# WORK TO COMPLETE
Copy every line from the data below in which the string "JSON" can be found.

▶

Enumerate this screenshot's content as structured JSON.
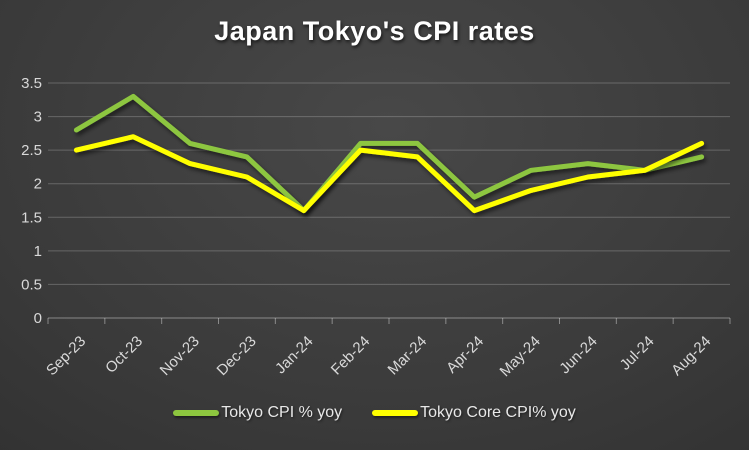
{
  "title": "Japan Tokyo's CPI rates",
  "colors": {
    "background_center": "#484848",
    "background_edge": "#262626",
    "gridline": "rgba(255,255,255,0.22)",
    "axis_line": "rgba(255,255,255,0.40)",
    "tick_label": "#d9d9d9",
    "title_text": "#ffffff",
    "legend_text": "#e8e8e8",
    "series_tokyo_cpi": "#8dc63f",
    "series_tokyo_core_cpi": "#ffff00"
  },
  "legend": {
    "items": [
      {
        "label": "Tokyo CPI % yoy",
        "color": "#8dc63f"
      },
      {
        "label": "Tokyo Core CPI% yoy",
        "color": "#ffff00"
      }
    ],
    "position": "bottom-center"
  },
  "chart_data": {
    "type": "line",
    "title": "Japan Tokyo's CPI rates",
    "categories": [
      "Sep-23",
      "Oct-23",
      "Nov-23",
      "Dec-23",
      "Jan-24",
      "Feb-24",
      "Mar-24",
      "Apr-24",
      "May-24",
      "Jun-24",
      "Jul-24",
      "Aug-24"
    ],
    "series": [
      {
        "name": "Tokyo CPI % yoy",
        "color": "#8dc63f",
        "values": [
          2.8,
          3.3,
          2.6,
          2.4,
          1.6,
          2.6,
          2.6,
          1.8,
          2.2,
          2.3,
          2.2,
          2.4
        ]
      },
      {
        "name": "Tokyo Core CPI% yoy",
        "color": "#ffff00",
        "values": [
          2.5,
          2.7,
          2.3,
          2.1,
          1.6,
          2.5,
          2.4,
          1.6,
          1.9,
          2.1,
          2.2,
          2.6
        ]
      }
    ],
    "xlabel": "",
    "ylabel": "",
    "ylim": [
      0,
      3.5
    ],
    "y_tick_step": 0.5,
    "y_tick_labels": [
      "0",
      "0.5",
      "1",
      "1.5",
      "2",
      "2.5",
      "3",
      "3.5"
    ],
    "grid": "horizontal",
    "x_label_rotation_deg": -45,
    "legend_position": "bottom",
    "line_width": 5,
    "marker": "none"
  }
}
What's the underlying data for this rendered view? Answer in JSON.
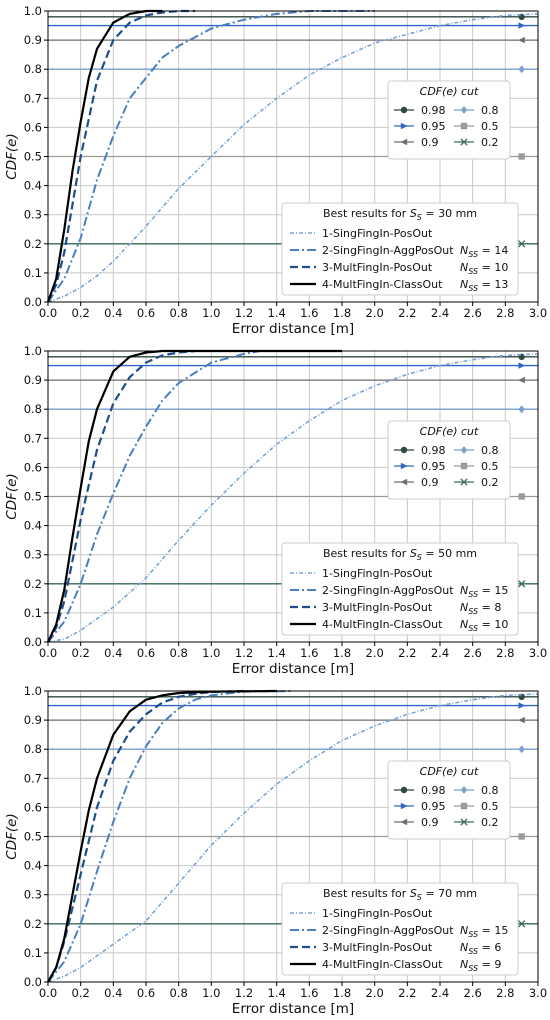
{
  "colors": {
    "c1": "#7ca3d8",
    "c2": "#4a7fc0",
    "c3": "#1f4e8c",
    "c4": "#000000",
    "cut98": "#2d4a45",
    "cut95": "#2f66c8",
    "cut90": "#707070",
    "cut80": "#7aa0d0",
    "cut50": "#9a9a9a",
    "cut20": "#3a6b5a",
    "grid": "#c8c8c8"
  },
  "chart_data": [
    {
      "type": "line",
      "xlabel": "Error distance [m]",
      "ylabel": "CDF(e)",
      "xlim": [
        0,
        3.0
      ],
      "ylim": [
        0,
        1.0
      ],
      "xticks": [
        "0.0",
        "0.2",
        "0.4",
        "0.6",
        "0.8",
        "1.0",
        "1.2",
        "1.4",
        "1.6",
        "1.8",
        "2.0",
        "2.2",
        "2.4",
        "2.6",
        "2.8",
        "3.0"
      ],
      "yticks": [
        "0.0",
        "0.1",
        "0.2",
        "0.3",
        "0.4",
        "0.5",
        "0.6",
        "0.7",
        "0.8",
        "0.9",
        "1.0"
      ],
      "grid": true,
      "legend_cut": {
        "title": "CDF(e) cut",
        "position": "center-right",
        "entries": [
          {
            "label": "0.98",
            "level": 0.98,
            "marker": "circle",
            "color_key": "cut98"
          },
          {
            "label": "0.8",
            "level": 0.8,
            "marker": "diamond",
            "color_key": "cut80"
          },
          {
            "label": "0.95",
            "level": 0.95,
            "marker": "triangle-right",
            "color_key": "cut95"
          },
          {
            "label": "0.5",
            "level": 0.5,
            "marker": "square",
            "color_key": "cut50"
          },
          {
            "label": "0.9",
            "level": 0.9,
            "marker": "triangle-left",
            "color_key": "cut90"
          },
          {
            "label": "0.2",
            "level": 0.2,
            "marker": "x",
            "color_key": "cut20"
          }
        ]
      },
      "legend_best": {
        "title": "Best results for S_S = 30 mm",
        "title_pre": "Best results for ",
        "title_var": "S",
        "title_sub": "S",
        "title_post": " = 30 mm",
        "position": "lower-right",
        "entries": [
          {
            "label": "1-SingFingIn-PosOut",
            "nss": ""
          },
          {
            "label": "2-SingFingIn-AggPosOut",
            "nss": "14"
          },
          {
            "label": "3-MultFingIn-PosOut",
            "nss": "10"
          },
          {
            "label": "4-MultFingIn-ClassOut",
            "nss": "13"
          }
        ]
      },
      "series": [
        {
          "name": "1-SingFingIn-PosOut",
          "style": "dotdash-fine",
          "color_key": "c1",
          "x": [
            0,
            0.1,
            0.2,
            0.3,
            0.4,
            0.5,
            0.6,
            0.8,
            1.0,
            1.2,
            1.4,
            1.6,
            1.8,
            2.0,
            2.2,
            2.4,
            2.6,
            2.8,
            3.0
          ],
          "y": [
            0,
            0.02,
            0.05,
            0.09,
            0.14,
            0.2,
            0.26,
            0.39,
            0.5,
            0.61,
            0.7,
            0.78,
            0.84,
            0.89,
            0.92,
            0.95,
            0.97,
            0.985,
            0.99
          ]
        },
        {
          "name": "2-SingFingIn-AggPosOut",
          "style": "dashdot",
          "color_key": "c2",
          "x": [
            0,
            0.1,
            0.2,
            0.3,
            0.4,
            0.5,
            0.6,
            0.7,
            0.8,
            1.0,
            1.2,
            1.4,
            1.6,
            1.8,
            2.0
          ],
          "y": [
            0,
            0.08,
            0.22,
            0.42,
            0.57,
            0.7,
            0.77,
            0.84,
            0.88,
            0.94,
            0.97,
            0.99,
            1.0,
            1.0,
            1.0
          ]
        },
        {
          "name": "3-MultFingIn-PosOut",
          "style": "dashed",
          "color_key": "c3",
          "x": [
            0,
            0.05,
            0.1,
            0.2,
            0.3,
            0.4,
            0.5,
            0.6,
            0.7,
            0.8,
            0.9
          ],
          "y": [
            0,
            0.06,
            0.17,
            0.5,
            0.76,
            0.9,
            0.96,
            0.985,
            0.995,
            1.0,
            1.0
          ]
        },
        {
          "name": "4-MultFingIn-ClassOut",
          "style": "solid",
          "color_key": "c4",
          "x": [
            0,
            0.05,
            0.1,
            0.15,
            0.2,
            0.25,
            0.3,
            0.4,
            0.5,
            0.6,
            0.7
          ],
          "y": [
            0,
            0.08,
            0.25,
            0.45,
            0.62,
            0.77,
            0.87,
            0.96,
            0.99,
            1.0,
            1.0
          ]
        }
      ]
    },
    {
      "type": "line",
      "xlabel": "Error distance [m]",
      "ylabel": "CDF(e)",
      "xlim": [
        0,
        3.0
      ],
      "ylim": [
        0,
        1.0
      ],
      "xticks": [
        "0.0",
        "0.2",
        "0.4",
        "0.6",
        "0.8",
        "1.0",
        "1.2",
        "1.4",
        "1.6",
        "1.8",
        "2.0",
        "2.2",
        "2.4",
        "2.6",
        "2.8",
        "3.0"
      ],
      "yticks": [
        "0.0",
        "0.1",
        "0.2",
        "0.3",
        "0.4",
        "0.5",
        "0.6",
        "0.7",
        "0.8",
        "0.9",
        "1.0"
      ],
      "grid": true,
      "legend_cut": {
        "title": "CDF(e) cut",
        "position": "center-right",
        "entries": [
          {
            "label": "0.98",
            "level": 0.98,
            "marker": "circle",
            "color_key": "cut98"
          },
          {
            "label": "0.8",
            "level": 0.8,
            "marker": "diamond",
            "color_key": "cut80"
          },
          {
            "label": "0.95",
            "level": 0.95,
            "marker": "triangle-right",
            "color_key": "cut95"
          },
          {
            "label": "0.5",
            "level": 0.5,
            "marker": "square",
            "color_key": "cut50"
          },
          {
            "label": "0.9",
            "level": 0.9,
            "marker": "triangle-left",
            "color_key": "cut90"
          },
          {
            "label": "0.2",
            "level": 0.2,
            "marker": "x",
            "color_key": "cut20"
          }
        ]
      },
      "legend_best": {
        "title": "Best results for S_S = 50 mm",
        "title_pre": "Best results for ",
        "title_var": "S",
        "title_sub": "S",
        "title_post": " = 50 mm",
        "position": "lower-right",
        "entries": [
          {
            "label": "1-SingFingIn-PosOut",
            "nss": ""
          },
          {
            "label": "2-SingFingIn-AggPosOut",
            "nss": "15"
          },
          {
            "label": "3-MultFingIn-PosOut",
            "nss": "8"
          },
          {
            "label": "4-MultFingIn-ClassOut",
            "nss": "10"
          }
        ]
      },
      "series": [
        {
          "name": "1-SingFingIn-PosOut",
          "style": "dotdash-fine",
          "color_key": "c1",
          "x": [
            0,
            0.1,
            0.2,
            0.3,
            0.4,
            0.5,
            0.6,
            0.8,
            1.0,
            1.2,
            1.4,
            1.6,
            1.8,
            2.0,
            2.2,
            2.4,
            2.6,
            2.8,
            3.0
          ],
          "y": [
            0,
            0.01,
            0.04,
            0.08,
            0.12,
            0.17,
            0.22,
            0.35,
            0.47,
            0.58,
            0.68,
            0.76,
            0.83,
            0.88,
            0.92,
            0.95,
            0.97,
            0.985,
            0.99
          ]
        },
        {
          "name": "2-SingFingIn-AggPosOut",
          "style": "dashdot",
          "color_key": "c2",
          "x": [
            0,
            0.1,
            0.2,
            0.3,
            0.4,
            0.5,
            0.6,
            0.7,
            0.8,
            1.0,
            1.2,
            1.3
          ],
          "y": [
            0,
            0.07,
            0.2,
            0.37,
            0.51,
            0.64,
            0.74,
            0.83,
            0.89,
            0.96,
            0.99,
            1.0
          ]
        },
        {
          "name": "3-MultFingIn-PosOut",
          "style": "dashed",
          "color_key": "c3",
          "x": [
            0,
            0.05,
            0.1,
            0.2,
            0.3,
            0.4,
            0.5,
            0.6,
            0.7,
            0.8,
            0.9
          ],
          "y": [
            0,
            0.05,
            0.14,
            0.42,
            0.66,
            0.82,
            0.91,
            0.96,
            0.985,
            0.995,
            1.0
          ]
        },
        {
          "name": "4-MultFingIn-ClassOut",
          "style": "solid",
          "color_key": "c4",
          "x": [
            0,
            0.05,
            0.1,
            0.15,
            0.2,
            0.25,
            0.3,
            0.4,
            0.5,
            0.6,
            0.7,
            1.8
          ],
          "y": [
            0,
            0.06,
            0.18,
            0.36,
            0.53,
            0.69,
            0.8,
            0.93,
            0.98,
            0.995,
            1.0,
            1.0
          ]
        }
      ]
    },
    {
      "type": "line",
      "xlabel": "Error distance [m]",
      "ylabel": "CDF(e)",
      "xlim": [
        0,
        3.0
      ],
      "ylim": [
        0,
        1.0
      ],
      "xticks": [
        "0.0",
        "0.2",
        "0.4",
        "0.6",
        "0.8",
        "1.0",
        "1.2",
        "1.4",
        "1.6",
        "1.8",
        "2.0",
        "2.2",
        "2.4",
        "2.6",
        "2.8",
        "3.0"
      ],
      "yticks": [
        "0.0",
        "0.1",
        "0.2",
        "0.3",
        "0.4",
        "0.5",
        "0.6",
        "0.7",
        "0.8",
        "0.9",
        "1.0"
      ],
      "grid": true,
      "legend_cut": {
        "title": "CDF(e) cut",
        "position": "center-right",
        "entries": [
          {
            "label": "0.98",
            "level": 0.98,
            "marker": "circle",
            "color_key": "cut98"
          },
          {
            "label": "0.8",
            "level": 0.8,
            "marker": "diamond",
            "color_key": "cut80"
          },
          {
            "label": "0.95",
            "level": 0.95,
            "marker": "triangle-right",
            "color_key": "cut95"
          },
          {
            "label": "0.5",
            "level": 0.5,
            "marker": "square",
            "color_key": "cut50"
          },
          {
            "label": "0.9",
            "level": 0.9,
            "marker": "triangle-left",
            "color_key": "cut90"
          },
          {
            "label": "0.2",
            "level": 0.2,
            "marker": "x",
            "color_key": "cut20"
          }
        ]
      },
      "legend_best": {
        "title": "Best results for S_S = 70 mm",
        "title_pre": "Best results for ",
        "title_var": "S",
        "title_sub": "S",
        "title_post": " = 70 mm",
        "position": "lower-right",
        "entries": [
          {
            "label": "1-SingFingIn-PosOut",
            "nss": ""
          },
          {
            "label": "2-SingFingIn-AggPosOut",
            "nss": "15"
          },
          {
            "label": "3-MultFingIn-PosOut",
            "nss": "6"
          },
          {
            "label": "4-MultFingIn-ClassOut",
            "nss": "9"
          }
        ]
      },
      "series": [
        {
          "name": "1-SingFingIn-PosOut",
          "style": "dotdash-fine",
          "color_key": "c1",
          "x": [
            0,
            0.1,
            0.2,
            0.3,
            0.4,
            0.5,
            0.6,
            0.8,
            1.0,
            1.2,
            1.4,
            1.6,
            1.8,
            2.0,
            2.2,
            2.4,
            2.6,
            2.8,
            3.0
          ],
          "y": [
            0,
            0.02,
            0.05,
            0.09,
            0.13,
            0.17,
            0.21,
            0.34,
            0.47,
            0.58,
            0.68,
            0.76,
            0.83,
            0.88,
            0.92,
            0.95,
            0.97,
            0.985,
            0.99
          ]
        },
        {
          "name": "2-SingFingIn-AggPosOut",
          "style": "dashdot",
          "color_key": "c2",
          "x": [
            0,
            0.1,
            0.2,
            0.3,
            0.4,
            0.5,
            0.6,
            0.7,
            0.8,
            0.9,
            1.0,
            1.2,
            1.5
          ],
          "y": [
            0,
            0.07,
            0.2,
            0.38,
            0.55,
            0.7,
            0.81,
            0.89,
            0.94,
            0.97,
            0.985,
            0.998,
            1.0
          ]
        },
        {
          "name": "3-MultFingIn-PosOut",
          "style": "dashed",
          "color_key": "c3",
          "x": [
            0,
            0.05,
            0.1,
            0.2,
            0.3,
            0.4,
            0.5,
            0.6,
            0.7,
            0.8,
            0.9,
            1.0,
            1.2
          ],
          "y": [
            0,
            0.05,
            0.14,
            0.37,
            0.6,
            0.76,
            0.86,
            0.92,
            0.96,
            0.98,
            0.99,
            0.997,
            1.0
          ]
        },
        {
          "name": "4-MultFingIn-ClassOut",
          "style": "solid",
          "color_key": "c4",
          "x": [
            0,
            0.05,
            0.1,
            0.15,
            0.2,
            0.25,
            0.3,
            0.4,
            0.5,
            0.6,
            0.7,
            0.8,
            1.0,
            1.4
          ],
          "y": [
            0,
            0.05,
            0.15,
            0.3,
            0.45,
            0.59,
            0.7,
            0.85,
            0.93,
            0.97,
            0.985,
            0.993,
            0.998,
            1.0
          ]
        }
      ]
    }
  ]
}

◀

# SOLUTION FOR THIS EXERCISE
Enumerate this screenshot's content as structured JSON.
What's the underlying data for this rendered view? Answer in JSON.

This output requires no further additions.